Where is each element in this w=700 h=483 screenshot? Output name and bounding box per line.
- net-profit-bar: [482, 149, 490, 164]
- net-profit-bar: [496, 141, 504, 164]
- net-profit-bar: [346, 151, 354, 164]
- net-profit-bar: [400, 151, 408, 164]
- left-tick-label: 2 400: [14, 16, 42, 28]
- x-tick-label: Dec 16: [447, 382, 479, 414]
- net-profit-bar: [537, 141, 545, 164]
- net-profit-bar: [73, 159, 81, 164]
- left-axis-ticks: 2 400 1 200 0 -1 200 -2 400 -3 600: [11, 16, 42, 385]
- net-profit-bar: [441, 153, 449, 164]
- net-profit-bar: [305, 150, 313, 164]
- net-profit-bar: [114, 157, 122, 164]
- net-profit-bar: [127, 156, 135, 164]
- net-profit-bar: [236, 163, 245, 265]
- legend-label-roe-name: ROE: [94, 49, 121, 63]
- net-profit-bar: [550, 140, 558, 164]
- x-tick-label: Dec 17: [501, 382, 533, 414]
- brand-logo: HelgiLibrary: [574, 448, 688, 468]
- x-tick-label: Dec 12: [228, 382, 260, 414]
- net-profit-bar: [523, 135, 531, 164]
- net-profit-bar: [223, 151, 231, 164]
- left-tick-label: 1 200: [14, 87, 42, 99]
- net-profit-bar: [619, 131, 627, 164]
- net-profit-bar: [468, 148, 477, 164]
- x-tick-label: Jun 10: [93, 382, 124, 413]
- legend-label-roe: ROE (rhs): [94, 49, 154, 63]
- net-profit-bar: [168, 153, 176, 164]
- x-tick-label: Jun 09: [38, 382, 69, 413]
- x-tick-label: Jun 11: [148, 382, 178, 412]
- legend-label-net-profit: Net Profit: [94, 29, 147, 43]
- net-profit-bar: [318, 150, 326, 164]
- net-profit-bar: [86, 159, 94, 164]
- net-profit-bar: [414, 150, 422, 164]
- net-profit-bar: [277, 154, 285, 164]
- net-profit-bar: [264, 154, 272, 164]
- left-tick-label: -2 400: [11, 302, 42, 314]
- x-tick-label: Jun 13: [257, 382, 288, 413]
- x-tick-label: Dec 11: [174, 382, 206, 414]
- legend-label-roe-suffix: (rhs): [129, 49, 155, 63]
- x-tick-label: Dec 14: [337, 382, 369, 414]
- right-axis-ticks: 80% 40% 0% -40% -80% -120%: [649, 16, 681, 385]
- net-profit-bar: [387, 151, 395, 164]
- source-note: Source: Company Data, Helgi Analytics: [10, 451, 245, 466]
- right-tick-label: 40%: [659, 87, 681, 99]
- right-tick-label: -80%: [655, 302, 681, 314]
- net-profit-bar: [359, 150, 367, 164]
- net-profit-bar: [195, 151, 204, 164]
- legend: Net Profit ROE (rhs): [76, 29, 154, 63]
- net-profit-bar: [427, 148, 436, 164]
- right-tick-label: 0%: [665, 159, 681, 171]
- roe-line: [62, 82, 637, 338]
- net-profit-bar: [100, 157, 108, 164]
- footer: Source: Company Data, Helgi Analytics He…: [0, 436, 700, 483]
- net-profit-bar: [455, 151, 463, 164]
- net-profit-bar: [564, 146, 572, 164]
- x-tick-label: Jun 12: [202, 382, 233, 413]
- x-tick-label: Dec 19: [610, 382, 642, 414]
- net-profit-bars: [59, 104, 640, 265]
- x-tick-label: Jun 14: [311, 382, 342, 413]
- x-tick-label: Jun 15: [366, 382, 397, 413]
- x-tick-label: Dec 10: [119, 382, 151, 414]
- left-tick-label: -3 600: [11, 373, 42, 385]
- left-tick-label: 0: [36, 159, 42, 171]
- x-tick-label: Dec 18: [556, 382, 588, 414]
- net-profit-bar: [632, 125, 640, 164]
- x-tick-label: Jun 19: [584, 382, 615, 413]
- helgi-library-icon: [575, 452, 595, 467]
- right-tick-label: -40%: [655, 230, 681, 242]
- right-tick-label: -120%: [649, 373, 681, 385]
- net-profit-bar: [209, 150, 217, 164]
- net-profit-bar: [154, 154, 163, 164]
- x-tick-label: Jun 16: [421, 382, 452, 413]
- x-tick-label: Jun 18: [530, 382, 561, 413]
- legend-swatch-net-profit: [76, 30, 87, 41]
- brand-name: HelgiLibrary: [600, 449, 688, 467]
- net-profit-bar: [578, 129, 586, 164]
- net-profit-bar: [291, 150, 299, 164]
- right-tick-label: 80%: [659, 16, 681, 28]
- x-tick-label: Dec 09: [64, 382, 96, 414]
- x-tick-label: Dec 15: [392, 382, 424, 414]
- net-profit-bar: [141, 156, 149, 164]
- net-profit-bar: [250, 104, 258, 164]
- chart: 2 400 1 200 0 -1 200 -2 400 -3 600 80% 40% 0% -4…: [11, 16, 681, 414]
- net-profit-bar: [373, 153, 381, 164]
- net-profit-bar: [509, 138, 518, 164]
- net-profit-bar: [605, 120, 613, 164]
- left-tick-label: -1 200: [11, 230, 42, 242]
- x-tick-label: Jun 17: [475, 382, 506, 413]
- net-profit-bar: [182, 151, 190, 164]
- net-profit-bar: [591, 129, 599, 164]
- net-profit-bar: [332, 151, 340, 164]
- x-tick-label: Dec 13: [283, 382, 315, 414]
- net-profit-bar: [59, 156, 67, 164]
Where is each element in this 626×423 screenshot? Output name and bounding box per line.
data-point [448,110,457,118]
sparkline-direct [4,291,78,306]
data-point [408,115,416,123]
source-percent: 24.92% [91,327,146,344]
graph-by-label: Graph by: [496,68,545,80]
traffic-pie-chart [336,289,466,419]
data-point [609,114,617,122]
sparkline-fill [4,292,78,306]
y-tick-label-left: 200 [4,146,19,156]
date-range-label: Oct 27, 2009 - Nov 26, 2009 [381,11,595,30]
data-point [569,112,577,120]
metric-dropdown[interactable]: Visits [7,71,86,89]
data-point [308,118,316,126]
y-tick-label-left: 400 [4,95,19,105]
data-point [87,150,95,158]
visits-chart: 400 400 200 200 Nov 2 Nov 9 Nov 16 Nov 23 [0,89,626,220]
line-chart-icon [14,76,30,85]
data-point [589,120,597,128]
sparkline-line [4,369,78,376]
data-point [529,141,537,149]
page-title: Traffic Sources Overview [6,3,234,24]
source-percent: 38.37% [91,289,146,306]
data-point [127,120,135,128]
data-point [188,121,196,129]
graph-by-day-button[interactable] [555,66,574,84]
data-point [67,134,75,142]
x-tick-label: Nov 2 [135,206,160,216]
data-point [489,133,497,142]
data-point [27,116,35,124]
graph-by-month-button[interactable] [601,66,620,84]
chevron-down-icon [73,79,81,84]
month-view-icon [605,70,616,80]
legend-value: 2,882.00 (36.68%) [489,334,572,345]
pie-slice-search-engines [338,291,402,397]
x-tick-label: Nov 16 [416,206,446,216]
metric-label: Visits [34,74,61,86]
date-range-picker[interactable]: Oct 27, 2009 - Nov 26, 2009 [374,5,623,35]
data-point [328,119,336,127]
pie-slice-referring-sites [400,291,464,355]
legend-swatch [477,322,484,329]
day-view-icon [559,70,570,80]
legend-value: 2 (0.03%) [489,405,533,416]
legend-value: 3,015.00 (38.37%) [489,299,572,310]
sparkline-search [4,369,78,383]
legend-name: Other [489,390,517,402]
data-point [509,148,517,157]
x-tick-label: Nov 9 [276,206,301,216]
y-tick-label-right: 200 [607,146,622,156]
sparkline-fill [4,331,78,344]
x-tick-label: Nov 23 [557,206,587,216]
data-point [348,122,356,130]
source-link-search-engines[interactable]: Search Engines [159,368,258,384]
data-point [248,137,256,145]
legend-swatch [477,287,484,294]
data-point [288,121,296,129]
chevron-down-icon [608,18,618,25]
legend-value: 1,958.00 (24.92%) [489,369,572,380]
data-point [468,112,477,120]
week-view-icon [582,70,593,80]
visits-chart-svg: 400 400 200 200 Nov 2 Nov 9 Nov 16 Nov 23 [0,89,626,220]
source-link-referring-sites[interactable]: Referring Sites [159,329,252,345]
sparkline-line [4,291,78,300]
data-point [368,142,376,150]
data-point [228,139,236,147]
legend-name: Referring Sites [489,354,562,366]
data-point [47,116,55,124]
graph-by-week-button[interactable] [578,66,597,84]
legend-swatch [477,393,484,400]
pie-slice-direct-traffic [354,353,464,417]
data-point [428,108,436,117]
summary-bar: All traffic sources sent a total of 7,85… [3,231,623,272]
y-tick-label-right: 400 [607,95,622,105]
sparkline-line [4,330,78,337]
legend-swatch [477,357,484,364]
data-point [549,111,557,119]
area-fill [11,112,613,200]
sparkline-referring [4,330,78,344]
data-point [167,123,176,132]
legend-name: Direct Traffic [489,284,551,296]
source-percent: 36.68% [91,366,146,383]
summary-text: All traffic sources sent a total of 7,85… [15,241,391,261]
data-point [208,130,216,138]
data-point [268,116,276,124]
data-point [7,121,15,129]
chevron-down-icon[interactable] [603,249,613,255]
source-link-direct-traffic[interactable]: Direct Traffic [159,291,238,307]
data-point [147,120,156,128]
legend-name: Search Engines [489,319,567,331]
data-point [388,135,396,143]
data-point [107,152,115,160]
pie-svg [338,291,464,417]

=====

# STATED TASK:
Rename "net-profit-bar" to "profit-bar" in the lines from the very first one through the line that contains "- net-profit-bar: [400, 151, 408, 164]", and give those lines back with nothing else changed.

# THE OUTPUT:
Where is each element in this w=700 h=483 screenshot? Output name and bounding box per line.
- profit-bar: [482, 149, 490, 164]
- profit-bar: [496, 141, 504, 164]
- profit-bar: [346, 151, 354, 164]
- profit-bar: [400, 151, 408, 164]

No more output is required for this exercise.